**Written exercise**
The listing must be reproduced in full, exactly as it stands.

**Entries supplied**
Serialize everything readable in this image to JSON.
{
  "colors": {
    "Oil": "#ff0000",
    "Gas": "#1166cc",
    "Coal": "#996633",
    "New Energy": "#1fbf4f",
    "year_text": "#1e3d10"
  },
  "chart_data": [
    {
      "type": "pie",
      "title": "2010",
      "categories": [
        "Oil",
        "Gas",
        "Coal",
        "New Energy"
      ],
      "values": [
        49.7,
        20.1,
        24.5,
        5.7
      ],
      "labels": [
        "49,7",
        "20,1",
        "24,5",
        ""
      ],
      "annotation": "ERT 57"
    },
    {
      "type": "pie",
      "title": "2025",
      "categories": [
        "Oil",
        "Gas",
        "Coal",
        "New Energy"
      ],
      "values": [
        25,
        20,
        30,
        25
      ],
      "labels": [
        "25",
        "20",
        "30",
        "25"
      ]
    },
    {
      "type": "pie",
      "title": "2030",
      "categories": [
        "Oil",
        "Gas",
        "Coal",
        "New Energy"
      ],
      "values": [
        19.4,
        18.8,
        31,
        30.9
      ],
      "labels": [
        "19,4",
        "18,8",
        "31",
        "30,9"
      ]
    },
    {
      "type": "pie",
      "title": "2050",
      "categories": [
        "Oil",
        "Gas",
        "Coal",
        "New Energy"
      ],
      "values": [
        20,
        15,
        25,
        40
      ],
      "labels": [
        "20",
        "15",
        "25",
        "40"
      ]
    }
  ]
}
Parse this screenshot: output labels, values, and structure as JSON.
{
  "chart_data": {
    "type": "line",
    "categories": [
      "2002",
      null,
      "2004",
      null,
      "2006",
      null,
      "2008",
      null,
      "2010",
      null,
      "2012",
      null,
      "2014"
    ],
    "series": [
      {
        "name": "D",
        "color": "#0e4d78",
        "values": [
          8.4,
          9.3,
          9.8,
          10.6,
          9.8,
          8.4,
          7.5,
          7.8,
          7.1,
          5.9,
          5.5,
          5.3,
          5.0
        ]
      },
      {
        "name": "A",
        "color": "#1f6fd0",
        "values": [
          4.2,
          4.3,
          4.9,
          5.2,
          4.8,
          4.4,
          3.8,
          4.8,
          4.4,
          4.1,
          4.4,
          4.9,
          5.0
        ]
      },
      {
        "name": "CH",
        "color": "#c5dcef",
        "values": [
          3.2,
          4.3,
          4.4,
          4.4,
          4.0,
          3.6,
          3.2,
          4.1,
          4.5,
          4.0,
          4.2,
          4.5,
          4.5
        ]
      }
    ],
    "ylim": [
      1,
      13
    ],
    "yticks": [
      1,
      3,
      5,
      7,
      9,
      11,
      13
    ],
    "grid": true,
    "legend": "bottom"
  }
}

**Correct result**
Serialize everything readable in this image to JSON.
{
  "colors": {
    "Oil": "#ff0000",
    "Gas": "#1166cc",
    "Coal": "#996633",
    "New Energy": "#1fbf4f",
    "year_text": "#1e3d10"
  },
  "chart_data": [
    {
      "type": "pie",
      "title": "2010",
      "categories": [
        "Oil",
        "Gas",
        "Coal",
        "New Energy"
      ],
      "values": [
        49.7,
        20.1,
        24.5,
        5.7
      ],
      "labels": [
        "49,7",
        "20,1",
        "24,5",
        ""
      ],
      "annotation": "ERT 57"
    },
    {
      "type": "pie",
      "title": "2025",
      "categories": [
        "Oil",
        "Gas",
        "Coal",
        "New Energy"
      ],
      "values": [
        25,
        20,
        30,
        25
      ],
      "labels": [
        "25",
        "20",
        "30",
        "25"
      ]
    },
    {
      "type": "pie",
      "title": "2030",
      "categories": [
        "Oil",
        "Gas",
        "Coal",
        "New Energy"
      ],
      "values": [
        19.4,
        18.8,
        31,
        30.9
      ],
      "labels": [
        "19,4",
        "18,8",
        "31",
        "30,9"
      ]
    },
    {
      "type": "pie",
      "title": "2050",
      "categories": [
        "Oil",
        "Gas",
        "Coal",
        "New Energy"
      ],
      "values": [
        20,
        15,
        25,
        40
      ],
      "labels": [
        "20",
        "15",
        "25",
        "40"
      ]
    }
  ]
}
Parse this screenshot: output labels, values, and structure as JSON.
{
  "chart_data": {
    "type": "line",
    "categories": [
      "2002",
      null,
      "2004",
      null,
      "2006",
      null,
      "2008",
      null,
      "2010",
      null,
      "2012",
      null,
      "2014"
    ],
    "series": [
      {
        "name": "D",
        "color": "#0e4d78",
        "values": [
          8.4,
          9.3,
          9.8,
          10.6,
          9.8,
          8.4,
          7.5,
          7.8,
          7.1,
          5.9,
          5.5,
          5.3,
          5.0
        ]
      },
      {
        "name": "A",
        "color": "#1f6fd0",
        "values": [
          4.2,
          4.3,
          4.9,
          5.2,
          4.8,
          4.4,
          3.8,
          4.8,
          4.4,
          4.1,
          4.4,
          4.9,
          5.0
        ]
      },
      {
        "name": "CH",
        "color": "#c5dcef",
        "values": [
          3.2,
          4.3,
          4.4,
          4.4,
          4.0,
          3.6,
          3.2,
          4.1,
          4.5,
          4.0,
          4.2,
          4.5,
          4.5
        ]
      }
    ],
    "ylim": [
      1,
      13
    ],
    "yticks": [
      1,
      3,
      5,
      7,
      9,
      11,
      13
    ],
    "grid": true,
    "legend": "bottom"
  }
}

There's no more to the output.